━━━━━ RECORDS SHOWN ━━━━━

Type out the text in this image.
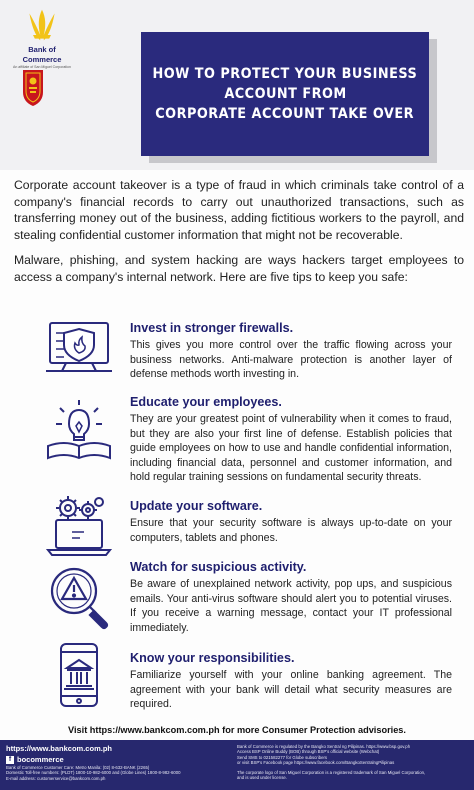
Bank of
Commerce
An affiliate of San Miguel Corporation	HOW TO PROTECT YOUR BUSINESS
ACCOUNT FROM
CORPORATE ACCOUNT TAKE OVER

Corporate account takeover is a type of fraud in which criminals take control of a company's financial records to carry out unauthorized transactions, such as transferring money out of the business, adding fictitious workers to the payroll, and stealing confidential customer information that might not be recoverable.

Malware, phishing, and system hacking are ways hackers target employees to access a company's internal network. Here are five tips to keep you safe:

Invest in stronger firewalls.
This gives you more control over the traffic flowing across your business networks. Anti-malware protection is another layer of defense methods worth investing in.
Educate your employees.
They are your greatest point of vulnerability when it comes to fraud, but they are also your first line of defense. Establish policies that guide employees on how to use and handle confidential information, including financial data, personnel and customer information, and hold regular training sessions on fundamental security threats.
Update your software.
Ensure that your security software is always up-to-date on your computers, tablets and phones.
Watch for suspicious activity.
Be aware of unexplained network activity, pop ups, and suspicious emails. Your anti-virus software should alert you to potential viruses. If you receive a warning message, contact your IT professional immediately.
Know your responsibilities.
Familiarize yourself with your online banking agreement. The agreement with your bank will detail what security measures are required.
Visit https://www.bankcom.com.ph for more Consumer Protection advisories.
https://www.bankcom.com.ph
f bocommerce
Bank of Commerce Customer Care: Metro Manila: (02) 8-632-BANK (2265)
Domestic Toll-free numbers: (PLDT) 1800-10-982-6000 and (Globe Lines) 1800-8-982-6000
E-mail address: customerservice@bankcom.com.ph
Bank of Commerce is regulated by the Bangko Sentral ng Pilipinas. https://www.bsp.gov.ph
Access BSP Online Buddy (BOB) through BSP's official website (Webchat)
Send SMS to 021582277 for Globe subscribers
or visit BSP's Facebook page https://www.facebook.com/BangkoSentralngPilipinas
The corporate logo of San Miguel Corporation is a registered trademark of San Miguel Corporation,
and is used under license.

━━━━━

Reproduce the data exactly, please, and omit its pictures.

## WRITTEN SOLUTION
Type out the text in this image.
Bank of
Commerce
An affiliate of San Miguel Corporation	HOW TO PROTECT YOUR BUSINESS
ACCOUNT FROM
CORPORATE ACCOUNT TAKE OVER

Corporate account takeover is a type of fraud in which criminals take control of a company's financial records to carry out unauthorized transactions, such as transferring money out of the business, adding fictitious workers to the payroll, and stealing confidential customer information that might not be recoverable.

Malware, phishing, and system hacking are ways hackers target employees to access a company's internal network. Here are five tips to keep you safe:

Invest in stronger firewalls.
This gives you more control over the traffic flowing across your business networks. Anti-malware protection is another layer of defense methods worth investing in.
Educate your employees.
They are your greatest point of vulnerability when it comes to fraud, but they are also your first line of defense. Establish policies that guide employees on how to use and handle confidential information, including financial data, personnel and customer information, and hold regular training sessions on fundamental security threats.
Update your software.
Ensure that your security software is always up-to-date on your computers, tablets and phones.
Watch for suspicious activity.
Be aware of unexplained network activity, pop ups, and suspicious emails. Your anti-virus software should alert you to potential viruses. If you receive a warning message, contact your IT professional immediately.
Know your responsibilities.
Familiarize yourself with your online banking agreement. The agreement with your bank will detail what security measures are required.
Visit https://www.bankcom.com.ph for more Consumer Protection advisories.
https://www.bankcom.com.ph
f bocommerce
Bank of Commerce Customer Care: Metro Manila: (02) 8-632-BANK (2265)
Domestic Toll-free numbers: (PLDT) 1800-10-982-6000 and (Globe Lines) 1800-8-982-6000
E-mail address: customerservice@bankcom.com.ph
Bank of Commerce is regulated by the Bangko Sentral ng Pilipinas. https://www.bsp.gov.ph
Access BSP Online Buddy (BOB) through BSP's official website (Webchat)
Send SMS to 021582277 for Globe subscribers
or visit BSP's Facebook page https://www.facebook.com/BangkoSentralngPilipinas
The corporate logo of San Miguel Corporation is a registered trademark of San Miguel Corporation,
and is used under license.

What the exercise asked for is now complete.